(Supplied material):
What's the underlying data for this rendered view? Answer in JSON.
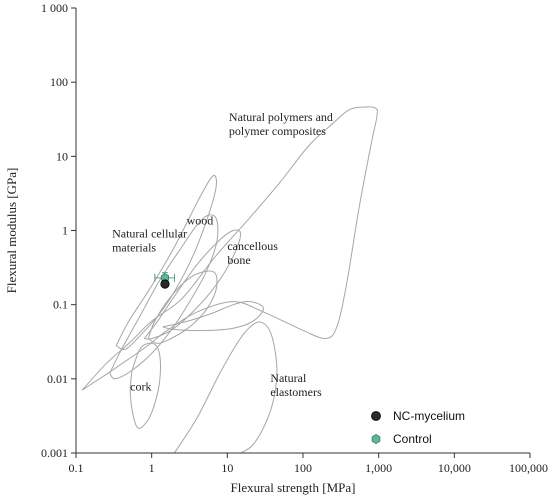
{
  "chart_data": {
    "type": "scatter",
    "title": "",
    "xlabel": "Flexural strength [MPa]",
    "ylabel": "Flexural modulus [GPa]",
    "x_scale": "log",
    "y_scale": "log",
    "xlim": [
      0.1,
      100000
    ],
    "ylim": [
      0.001,
      1000
    ],
    "x_ticks": [
      {
        "value": 0.1,
        "label": "0.1"
      },
      {
        "value": 1,
        "label": "1"
      },
      {
        "value": 10,
        "label": "10"
      },
      {
        "value": 100,
        "label": "100"
      },
      {
        "value": 1000,
        "label": "1,000"
      },
      {
        "value": 10000,
        "label": "10,000"
      },
      {
        "value": 100000,
        "label": "100,000"
      }
    ],
    "y_ticks": [
      {
        "value": 0.001,
        "label": "0.001"
      },
      {
        "value": 0.01,
        "label": "0.01"
      },
      {
        "value": 0.1,
        "label": "0.1"
      },
      {
        "value": 1,
        "label": "1"
      },
      {
        "value": 10,
        "label": "10"
      },
      {
        "value": 100,
        "label": "100"
      },
      {
        "value": 1000,
        "label": "1 000"
      }
    ],
    "grid": false,
    "legend_position": "bottom-right",
    "series": [
      {
        "name": "NC-mycelium",
        "marker": "circle",
        "color": "#2b2b2b",
        "points": [
          {
            "x": 1.5,
            "y": 0.19
          }
        ]
      },
      {
        "name": "Control",
        "marker": "hexagon",
        "color": "#5fb59a",
        "points": [
          {
            "x": 1.5,
            "y": 0.23,
            "xerr": [
              1.1,
              2.0
            ],
            "yerr": [
              0.2,
              0.27
            ]
          }
        ]
      }
    ],
    "regions": [
      {
        "label_lines": [
          "Natural polymers and",
          "polymer composites"
        ],
        "label_at": [
          10.5,
          30
        ],
        "outline": [
          [
            0.12,
            0.007
          ],
          [
            0.3,
            0.013
          ],
          [
            0.8,
            0.026
          ],
          [
            1.6,
            0.045
          ],
          [
            4,
            0.08
          ],
          [
            12,
            0.11
          ],
          [
            30,
            0.08
          ],
          [
            100,
            0.045
          ],
          [
            200,
            0.035
          ],
          [
            280,
            0.05
          ],
          [
            380,
            0.2
          ],
          [
            550,
            2
          ],
          [
            800,
            15
          ],
          [
            950,
            35
          ],
          [
            900,
            45
          ],
          [
            600,
            46
          ],
          [
            400,
            42
          ],
          [
            250,
            28
          ],
          [
            120,
            14
          ],
          [
            50,
            4.5
          ],
          [
            20,
            1.5
          ],
          [
            7,
            0.45
          ],
          [
            2.5,
            0.12
          ],
          [
            1,
            0.06
          ],
          [
            0.5,
            0.03
          ],
          [
            0.25,
            0.016
          ],
          [
            0.12,
            0.007
          ]
        ]
      },
      {
        "label_lines": [
          "wood"
        ],
        "label_at": [
          2.9,
          1.2
        ],
        "outline": [
          [
            0.34,
            0.028
          ],
          [
            0.5,
            0.06
          ],
          [
            1,
            0.18
          ],
          [
            2,
            0.6
          ],
          [
            4,
            2.4
          ],
          [
            6,
            5
          ],
          [
            7,
            5.3
          ],
          [
            7,
            3.5
          ],
          [
            5.5,
            1.5
          ],
          [
            3.5,
            0.45
          ],
          [
            2,
            0.15
          ],
          [
            1.2,
            0.07
          ],
          [
            0.7,
            0.038
          ],
          [
            0.45,
            0.025
          ],
          [
            0.34,
            0.028
          ]
        ]
      },
      {
        "label_lines": [
          "Natural cellular",
          "materials"
        ],
        "label_at": [
          0.3,
          0.8
        ],
        "outline": [
          [
            0.28,
            0.012
          ],
          [
            0.4,
            0.025
          ],
          [
            0.7,
            0.07
          ],
          [
            1.3,
            0.22
          ],
          [
            2.5,
            0.6
          ],
          [
            4,
            1.2
          ],
          [
            5.5,
            1.6
          ],
          [
            7,
            1.5
          ],
          [
            7.5,
            1
          ],
          [
            7,
            0.6
          ],
          [
            5,
            0.25
          ],
          [
            3,
            0.1
          ],
          [
            1.8,
            0.045
          ],
          [
            1,
            0.022
          ],
          [
            0.55,
            0.013
          ],
          [
            0.33,
            0.01
          ],
          [
            0.28,
            0.012
          ]
        ]
      },
      {
        "label_lines": [
          "cancellous",
          "bone"
        ],
        "label_at": [
          10,
          0.55
        ],
        "outline": [
          [
            0.8,
            0.035
          ],
          [
            1.2,
            0.06
          ],
          [
            2,
            0.13
          ],
          [
            4,
            0.35
          ],
          [
            8,
            0.75
          ],
          [
            12,
            1
          ],
          [
            15,
            0.9
          ],
          [
            12,
            0.45
          ],
          [
            7,
            0.18
          ],
          [
            3.5,
            0.08
          ],
          [
            1.8,
            0.045
          ],
          [
            1,
            0.035
          ],
          [
            0.8,
            0.035
          ]
        ]
      },
      {
        "label_lines": [
          "cork"
        ],
        "label_at": [
          0.52,
          0.007
        ],
        "outline": [
          [
            0.55,
            0.013
          ],
          [
            0.7,
            0.025
          ],
          [
            0.9,
            0.03
          ],
          [
            1.15,
            0.028
          ],
          [
            1.3,
            0.018
          ],
          [
            1.25,
            0.008
          ],
          [
            1,
            0.0035
          ],
          [
            0.8,
            0.0024
          ],
          [
            0.65,
            0.0022
          ],
          [
            0.56,
            0.0035
          ],
          [
            0.52,
            0.007
          ],
          [
            0.55,
            0.013
          ]
        ]
      },
      {
        "label_lines": [
          "Natural",
          "elastomers"
        ],
        "label_at": [
          37,
          0.009
        ],
        "outline": [
          [
            2,
            0.001
          ],
          [
            4,
            0.003
          ],
          [
            8,
            0.012
          ],
          [
            14,
            0.032
          ],
          [
            20,
            0.05
          ],
          [
            28,
            0.058
          ],
          [
            38,
            0.04
          ],
          [
            45,
            0.015
          ],
          [
            42,
            0.006
          ],
          [
            33,
            0.0027
          ],
          [
            22,
            0.0013
          ],
          [
            15,
            0.001
          ]
        ]
      },
      {
        "label_lines": [],
        "label_at": [
          1,
          1
        ],
        "outline": [
          [
            0.9,
            0.035
          ],
          [
            1.1,
            0.06
          ],
          [
            1.7,
            0.12
          ],
          [
            3,
            0.22
          ],
          [
            5,
            0.28
          ],
          [
            7,
            0.26
          ],
          [
            7,
            0.15
          ],
          [
            5,
            0.08
          ],
          [
            3,
            0.048
          ],
          [
            1.8,
            0.035
          ],
          [
            1.2,
            0.03
          ],
          [
            0.9,
            0.035
          ]
        ]
      },
      {
        "label_lines": [],
        "label_at": [
          1,
          1
        ],
        "outline": [
          [
            1.4,
            0.05
          ],
          [
            3,
            0.06
          ],
          [
            6,
            0.075
          ],
          [
            12,
            0.1
          ],
          [
            20,
            0.11
          ],
          [
            30,
            0.09
          ],
          [
            22,
            0.06
          ],
          [
            12,
            0.048
          ],
          [
            6,
            0.045
          ],
          [
            3,
            0.045
          ],
          [
            1.8,
            0.047
          ],
          [
            1.4,
            0.05
          ]
        ]
      }
    ]
  }
}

(Exercise task): Track down all lines above with the string "Natural" and copy them.

(Result of the task):
          "Natural polymers and",
          "Natural cellular",
          "Natural",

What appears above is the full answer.